**REQUIREMENT**
Filter the entries, keeping every line with the word "range".

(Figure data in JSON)
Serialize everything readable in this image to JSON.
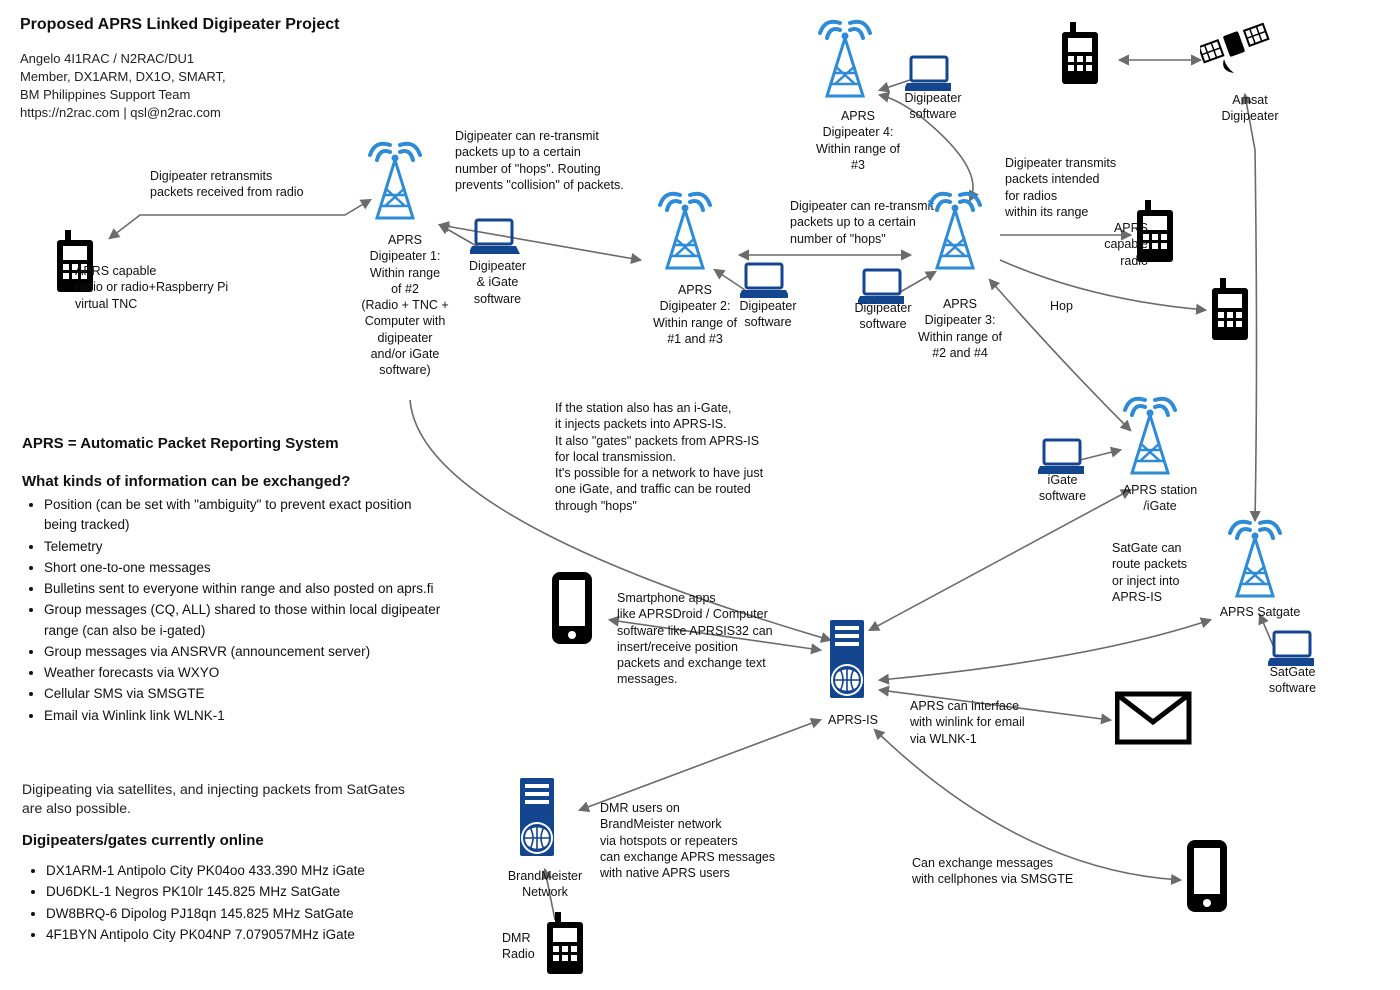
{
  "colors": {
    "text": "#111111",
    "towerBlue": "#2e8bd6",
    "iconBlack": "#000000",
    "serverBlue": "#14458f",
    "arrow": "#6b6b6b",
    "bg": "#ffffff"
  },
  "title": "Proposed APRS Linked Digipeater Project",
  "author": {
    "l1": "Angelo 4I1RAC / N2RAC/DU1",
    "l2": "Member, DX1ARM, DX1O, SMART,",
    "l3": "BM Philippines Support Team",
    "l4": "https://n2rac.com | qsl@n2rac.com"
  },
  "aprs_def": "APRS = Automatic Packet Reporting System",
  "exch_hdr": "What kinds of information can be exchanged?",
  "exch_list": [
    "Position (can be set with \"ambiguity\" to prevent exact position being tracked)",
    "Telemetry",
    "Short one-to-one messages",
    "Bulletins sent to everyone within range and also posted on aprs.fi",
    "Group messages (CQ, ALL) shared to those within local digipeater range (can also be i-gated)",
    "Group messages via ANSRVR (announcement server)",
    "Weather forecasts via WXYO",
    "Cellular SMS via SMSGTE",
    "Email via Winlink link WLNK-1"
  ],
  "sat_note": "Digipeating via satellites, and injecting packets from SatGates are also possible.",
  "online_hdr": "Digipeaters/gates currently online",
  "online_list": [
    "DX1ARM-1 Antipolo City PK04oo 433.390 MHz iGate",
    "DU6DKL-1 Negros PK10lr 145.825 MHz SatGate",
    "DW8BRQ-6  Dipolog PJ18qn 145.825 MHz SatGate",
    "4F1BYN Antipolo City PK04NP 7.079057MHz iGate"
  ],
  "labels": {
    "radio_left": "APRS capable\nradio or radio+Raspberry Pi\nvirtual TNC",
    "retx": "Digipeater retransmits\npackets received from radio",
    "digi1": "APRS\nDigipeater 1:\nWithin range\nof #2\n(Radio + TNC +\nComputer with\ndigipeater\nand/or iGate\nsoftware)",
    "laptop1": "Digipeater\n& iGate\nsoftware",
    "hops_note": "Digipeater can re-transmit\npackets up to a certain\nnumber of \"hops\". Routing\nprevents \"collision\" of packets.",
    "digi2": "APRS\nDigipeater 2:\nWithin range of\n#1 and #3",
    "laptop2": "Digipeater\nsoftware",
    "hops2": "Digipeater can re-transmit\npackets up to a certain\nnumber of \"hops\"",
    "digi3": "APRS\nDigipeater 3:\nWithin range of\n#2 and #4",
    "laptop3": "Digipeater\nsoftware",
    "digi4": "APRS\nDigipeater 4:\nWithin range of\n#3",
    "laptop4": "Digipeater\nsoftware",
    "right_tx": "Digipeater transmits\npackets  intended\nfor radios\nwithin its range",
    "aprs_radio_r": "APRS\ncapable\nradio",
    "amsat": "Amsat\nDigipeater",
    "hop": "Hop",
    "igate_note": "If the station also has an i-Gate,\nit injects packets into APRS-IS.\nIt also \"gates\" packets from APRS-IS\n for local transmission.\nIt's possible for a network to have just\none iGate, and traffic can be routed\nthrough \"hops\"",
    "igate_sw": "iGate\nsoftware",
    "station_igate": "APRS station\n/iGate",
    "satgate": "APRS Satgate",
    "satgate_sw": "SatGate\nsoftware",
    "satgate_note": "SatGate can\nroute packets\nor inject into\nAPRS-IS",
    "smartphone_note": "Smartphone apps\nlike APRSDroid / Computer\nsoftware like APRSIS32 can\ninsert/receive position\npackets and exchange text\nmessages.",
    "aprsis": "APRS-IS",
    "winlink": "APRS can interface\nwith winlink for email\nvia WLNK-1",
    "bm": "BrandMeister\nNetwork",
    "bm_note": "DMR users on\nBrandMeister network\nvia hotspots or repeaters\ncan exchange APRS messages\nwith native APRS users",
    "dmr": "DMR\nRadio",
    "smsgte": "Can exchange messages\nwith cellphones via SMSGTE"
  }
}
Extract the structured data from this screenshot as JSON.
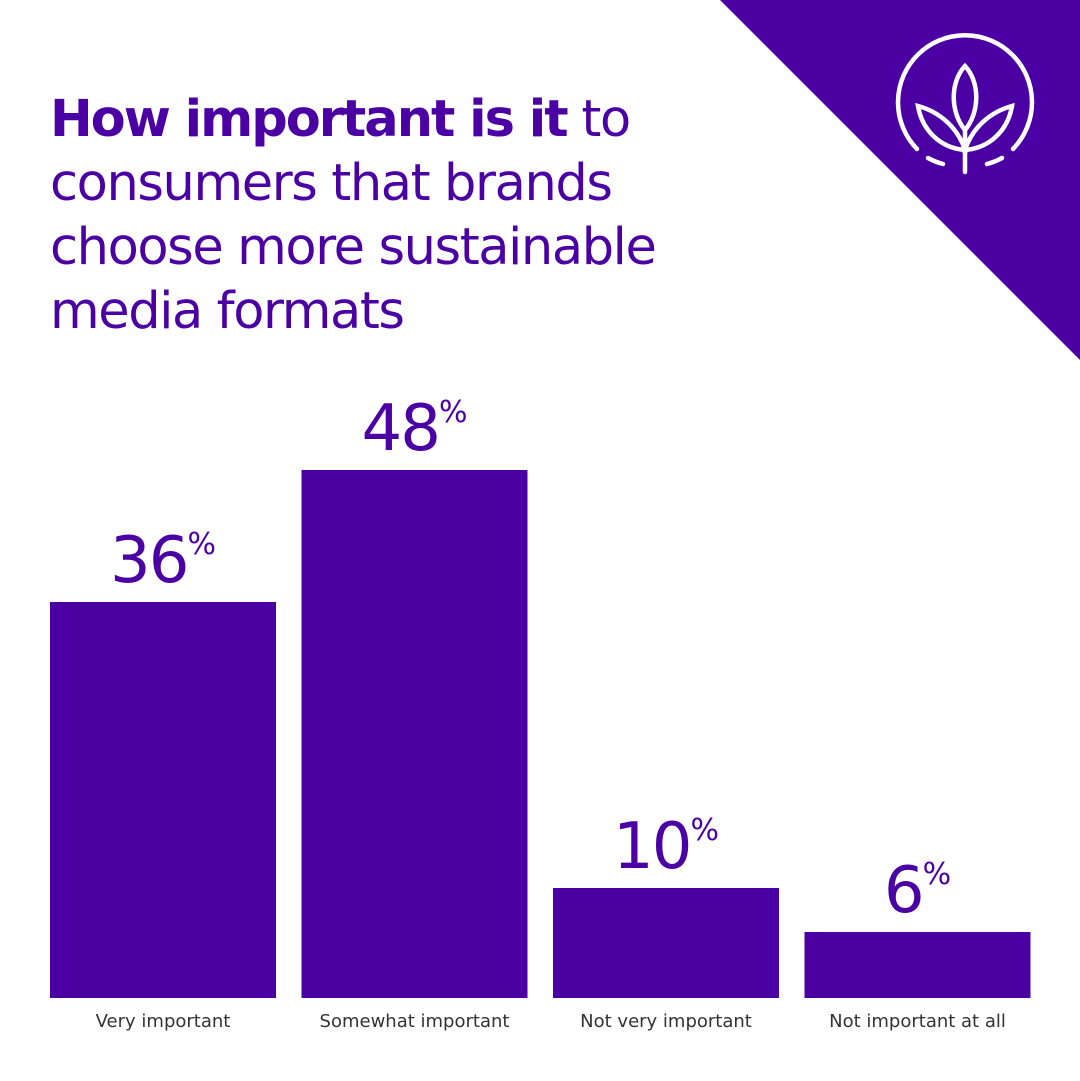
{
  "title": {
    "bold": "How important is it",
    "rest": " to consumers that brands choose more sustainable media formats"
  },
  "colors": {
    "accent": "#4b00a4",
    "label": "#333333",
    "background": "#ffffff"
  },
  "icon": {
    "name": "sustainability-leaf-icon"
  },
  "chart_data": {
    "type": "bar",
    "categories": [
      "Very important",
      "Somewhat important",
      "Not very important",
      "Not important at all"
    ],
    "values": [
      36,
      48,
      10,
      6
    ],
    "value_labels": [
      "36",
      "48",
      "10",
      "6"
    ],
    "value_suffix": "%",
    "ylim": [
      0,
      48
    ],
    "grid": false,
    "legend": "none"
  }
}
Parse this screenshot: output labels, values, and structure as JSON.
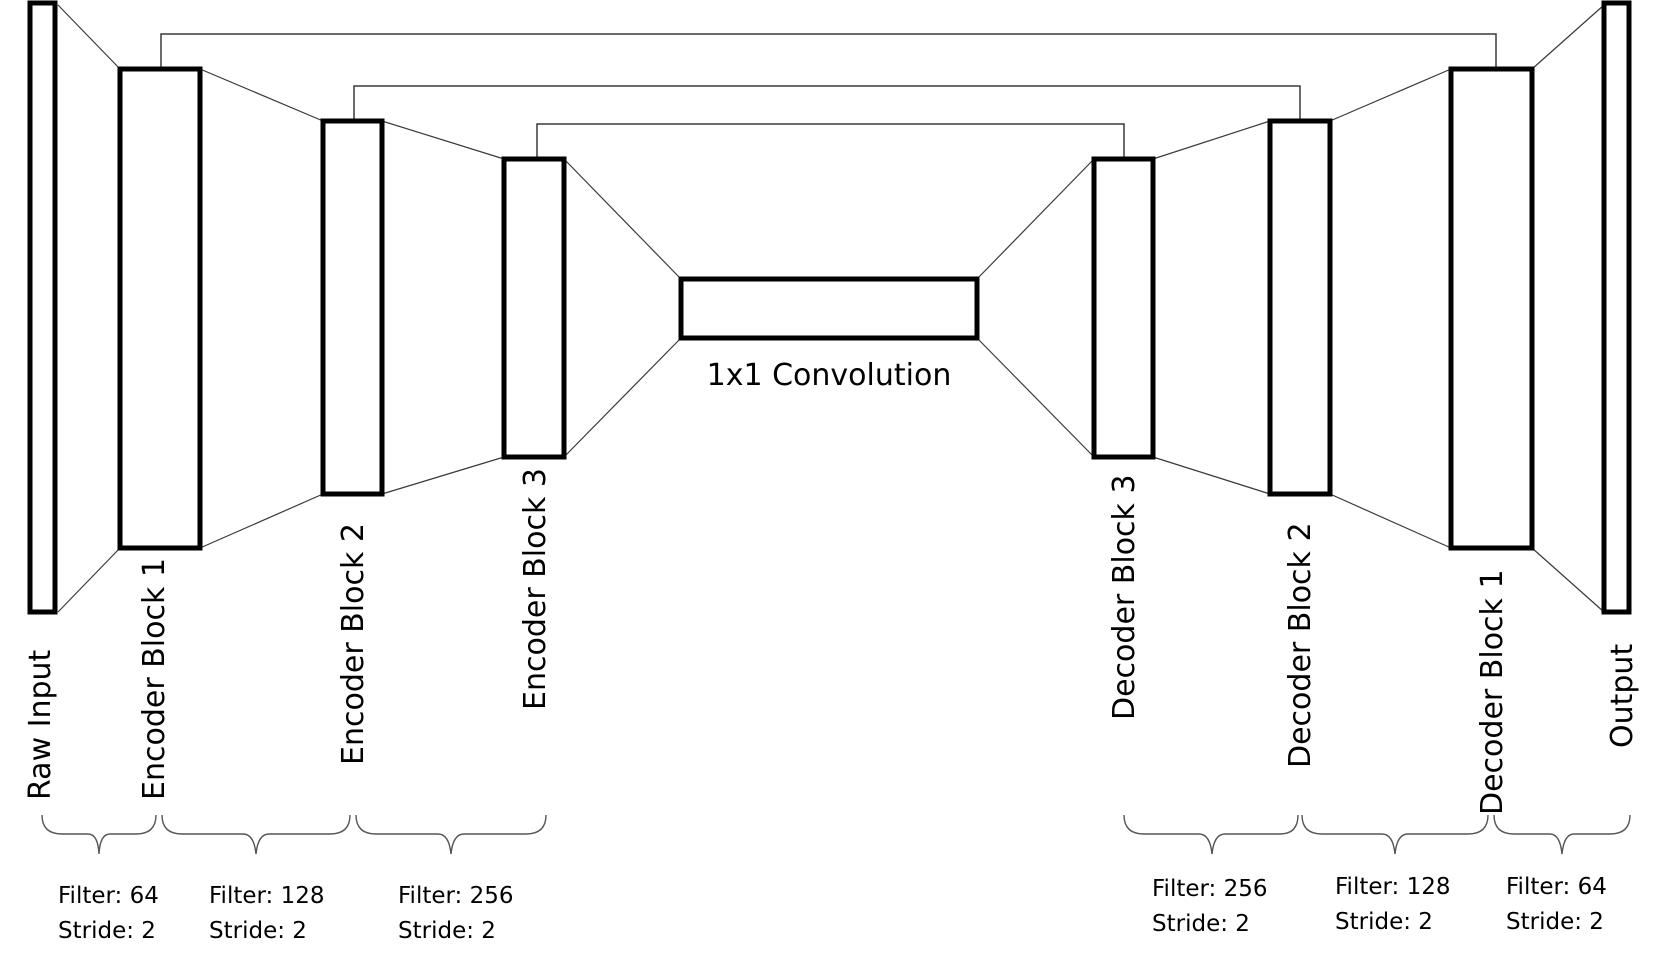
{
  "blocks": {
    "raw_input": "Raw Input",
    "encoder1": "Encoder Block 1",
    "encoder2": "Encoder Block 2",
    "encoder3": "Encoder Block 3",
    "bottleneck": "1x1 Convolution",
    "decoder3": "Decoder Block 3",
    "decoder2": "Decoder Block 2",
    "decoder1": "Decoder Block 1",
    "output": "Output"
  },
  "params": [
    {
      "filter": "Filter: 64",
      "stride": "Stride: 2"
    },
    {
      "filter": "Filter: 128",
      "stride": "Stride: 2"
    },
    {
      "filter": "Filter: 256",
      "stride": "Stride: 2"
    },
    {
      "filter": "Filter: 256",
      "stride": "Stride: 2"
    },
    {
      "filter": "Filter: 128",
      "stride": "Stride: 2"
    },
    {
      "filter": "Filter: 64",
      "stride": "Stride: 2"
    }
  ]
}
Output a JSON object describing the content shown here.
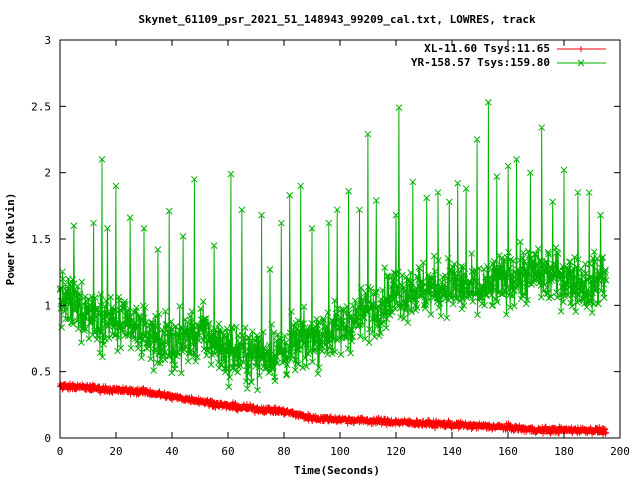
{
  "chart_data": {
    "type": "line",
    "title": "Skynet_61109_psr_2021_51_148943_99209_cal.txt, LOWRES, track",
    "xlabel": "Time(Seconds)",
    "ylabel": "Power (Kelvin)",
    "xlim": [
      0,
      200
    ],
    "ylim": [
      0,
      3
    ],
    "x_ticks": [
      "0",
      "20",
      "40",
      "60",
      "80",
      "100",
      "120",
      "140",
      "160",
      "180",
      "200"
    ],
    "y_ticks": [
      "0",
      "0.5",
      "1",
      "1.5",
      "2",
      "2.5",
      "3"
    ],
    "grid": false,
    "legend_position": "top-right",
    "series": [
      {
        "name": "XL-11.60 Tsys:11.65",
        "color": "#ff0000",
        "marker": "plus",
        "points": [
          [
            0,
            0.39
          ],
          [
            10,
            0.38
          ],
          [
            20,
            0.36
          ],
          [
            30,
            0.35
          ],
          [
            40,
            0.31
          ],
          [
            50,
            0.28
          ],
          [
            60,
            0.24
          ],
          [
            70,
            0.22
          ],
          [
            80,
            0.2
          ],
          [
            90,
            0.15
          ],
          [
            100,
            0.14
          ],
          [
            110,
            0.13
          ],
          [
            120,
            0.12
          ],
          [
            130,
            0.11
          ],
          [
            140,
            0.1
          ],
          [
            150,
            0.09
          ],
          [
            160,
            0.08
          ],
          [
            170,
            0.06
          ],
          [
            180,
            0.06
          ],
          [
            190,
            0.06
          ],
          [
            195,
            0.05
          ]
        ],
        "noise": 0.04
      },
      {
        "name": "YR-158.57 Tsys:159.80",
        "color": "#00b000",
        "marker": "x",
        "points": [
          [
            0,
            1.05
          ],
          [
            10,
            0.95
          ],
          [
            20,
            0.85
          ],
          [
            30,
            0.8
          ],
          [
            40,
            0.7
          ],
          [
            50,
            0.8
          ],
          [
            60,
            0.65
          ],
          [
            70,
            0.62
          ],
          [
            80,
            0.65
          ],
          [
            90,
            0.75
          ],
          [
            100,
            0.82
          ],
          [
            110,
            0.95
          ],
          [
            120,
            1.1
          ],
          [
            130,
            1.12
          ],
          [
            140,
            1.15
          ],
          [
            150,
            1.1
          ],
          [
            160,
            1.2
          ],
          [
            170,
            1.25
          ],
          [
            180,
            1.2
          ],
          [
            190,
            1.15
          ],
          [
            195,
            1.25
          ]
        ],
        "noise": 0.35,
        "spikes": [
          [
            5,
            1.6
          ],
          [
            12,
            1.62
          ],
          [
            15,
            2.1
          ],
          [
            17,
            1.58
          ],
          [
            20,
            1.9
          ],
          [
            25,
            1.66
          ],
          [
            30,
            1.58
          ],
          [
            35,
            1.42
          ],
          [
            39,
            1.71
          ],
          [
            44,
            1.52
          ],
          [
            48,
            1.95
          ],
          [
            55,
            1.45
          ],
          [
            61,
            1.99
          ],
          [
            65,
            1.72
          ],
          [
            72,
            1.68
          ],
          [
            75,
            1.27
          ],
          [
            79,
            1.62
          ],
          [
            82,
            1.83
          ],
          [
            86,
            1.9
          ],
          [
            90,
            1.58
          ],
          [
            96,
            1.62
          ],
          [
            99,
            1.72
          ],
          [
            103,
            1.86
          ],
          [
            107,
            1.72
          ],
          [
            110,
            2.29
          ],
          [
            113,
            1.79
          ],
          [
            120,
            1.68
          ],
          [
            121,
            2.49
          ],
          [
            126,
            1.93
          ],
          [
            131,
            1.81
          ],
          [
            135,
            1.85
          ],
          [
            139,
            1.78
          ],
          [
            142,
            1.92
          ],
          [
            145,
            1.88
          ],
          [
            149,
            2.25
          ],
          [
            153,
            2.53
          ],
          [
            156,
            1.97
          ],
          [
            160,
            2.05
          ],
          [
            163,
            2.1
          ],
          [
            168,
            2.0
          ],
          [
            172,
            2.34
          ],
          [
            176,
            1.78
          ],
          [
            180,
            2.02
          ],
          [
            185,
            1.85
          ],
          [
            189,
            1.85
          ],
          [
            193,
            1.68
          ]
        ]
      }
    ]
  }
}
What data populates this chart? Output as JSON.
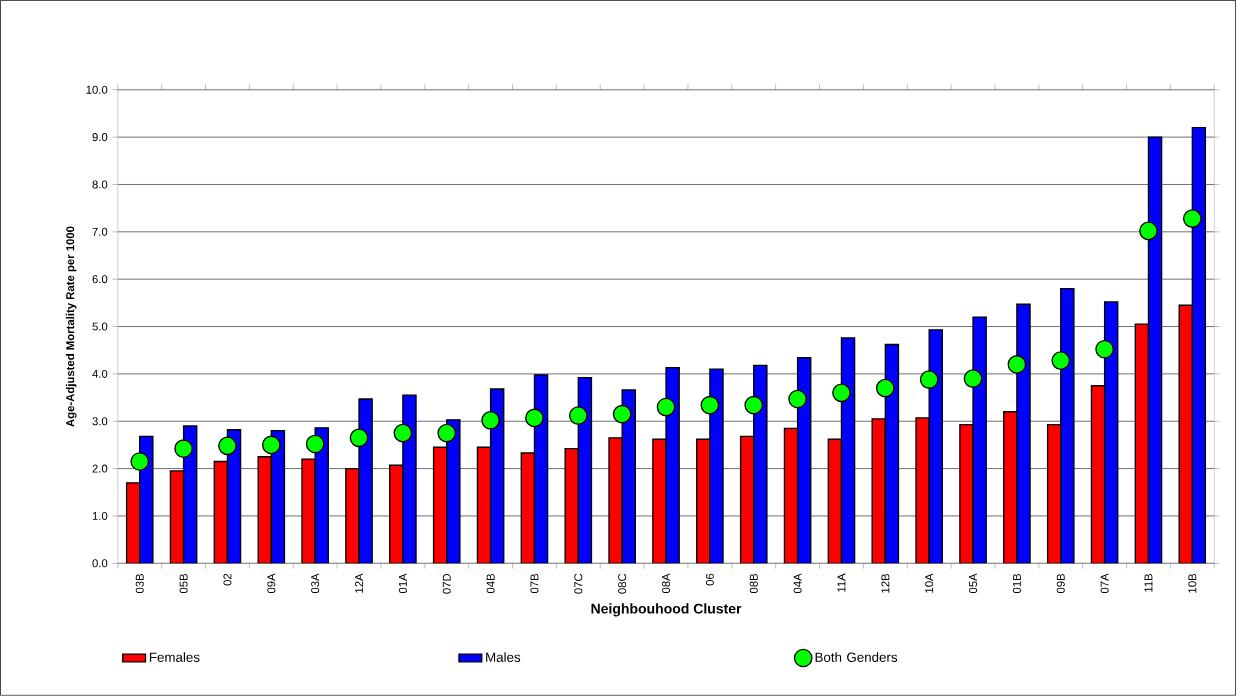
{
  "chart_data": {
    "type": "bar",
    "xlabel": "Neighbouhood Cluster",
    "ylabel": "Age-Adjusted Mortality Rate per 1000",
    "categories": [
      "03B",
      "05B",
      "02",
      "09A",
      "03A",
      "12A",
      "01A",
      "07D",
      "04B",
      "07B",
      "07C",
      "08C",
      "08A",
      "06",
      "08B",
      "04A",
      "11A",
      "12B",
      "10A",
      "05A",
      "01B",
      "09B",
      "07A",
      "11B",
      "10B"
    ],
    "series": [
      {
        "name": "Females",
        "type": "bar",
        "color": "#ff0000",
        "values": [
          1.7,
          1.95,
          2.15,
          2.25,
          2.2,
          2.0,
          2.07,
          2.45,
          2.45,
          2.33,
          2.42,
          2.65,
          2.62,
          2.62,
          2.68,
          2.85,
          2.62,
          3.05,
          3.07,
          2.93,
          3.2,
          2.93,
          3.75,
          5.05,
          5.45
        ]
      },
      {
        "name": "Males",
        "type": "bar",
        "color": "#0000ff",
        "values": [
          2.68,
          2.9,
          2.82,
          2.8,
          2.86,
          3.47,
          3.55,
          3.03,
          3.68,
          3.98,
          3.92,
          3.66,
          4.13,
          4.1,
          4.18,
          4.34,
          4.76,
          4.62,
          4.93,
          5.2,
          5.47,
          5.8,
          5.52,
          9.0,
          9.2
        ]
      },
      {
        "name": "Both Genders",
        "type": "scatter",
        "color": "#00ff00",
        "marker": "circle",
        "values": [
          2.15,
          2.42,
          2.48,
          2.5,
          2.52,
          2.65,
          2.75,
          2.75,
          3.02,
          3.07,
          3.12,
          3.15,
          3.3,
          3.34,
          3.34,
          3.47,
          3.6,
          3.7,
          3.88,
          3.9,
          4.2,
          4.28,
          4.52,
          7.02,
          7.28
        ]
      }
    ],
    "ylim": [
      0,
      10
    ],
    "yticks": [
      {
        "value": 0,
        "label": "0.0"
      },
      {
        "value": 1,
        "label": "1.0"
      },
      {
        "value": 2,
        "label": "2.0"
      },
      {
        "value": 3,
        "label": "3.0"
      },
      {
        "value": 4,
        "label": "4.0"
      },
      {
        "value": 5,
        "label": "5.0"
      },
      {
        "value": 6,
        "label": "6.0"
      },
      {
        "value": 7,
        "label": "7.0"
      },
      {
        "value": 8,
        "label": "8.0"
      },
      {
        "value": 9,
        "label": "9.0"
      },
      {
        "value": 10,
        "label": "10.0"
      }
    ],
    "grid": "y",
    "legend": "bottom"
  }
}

**FINAL RESULT**
    "Bulletins sent to everyone within range and also posted on aprs.fi",
    "Group messages (CQ, ALL) shared to those within local digipeater range (can also be i-gated)",
    "digi1": "APRS\nDigipeater 1:\nWithin range\nof #2\n(Radio + TNC +\nComputer with\ndigipeater\nand/or iGate\nsoftware)",
    "digi2": "APRS\nDigipeater 2:\nWithin range of\n#1 and #3",
    "digi3": "APRS\nDigipeater 3:\nWithin range of\n#2 and #4",
    "digi4": "APRS\nDigipeater 4:\nWithin range of\n#3",
    "right_tx": "Digipeater transmits\npackets  intended\nfor radios\nwithin its range",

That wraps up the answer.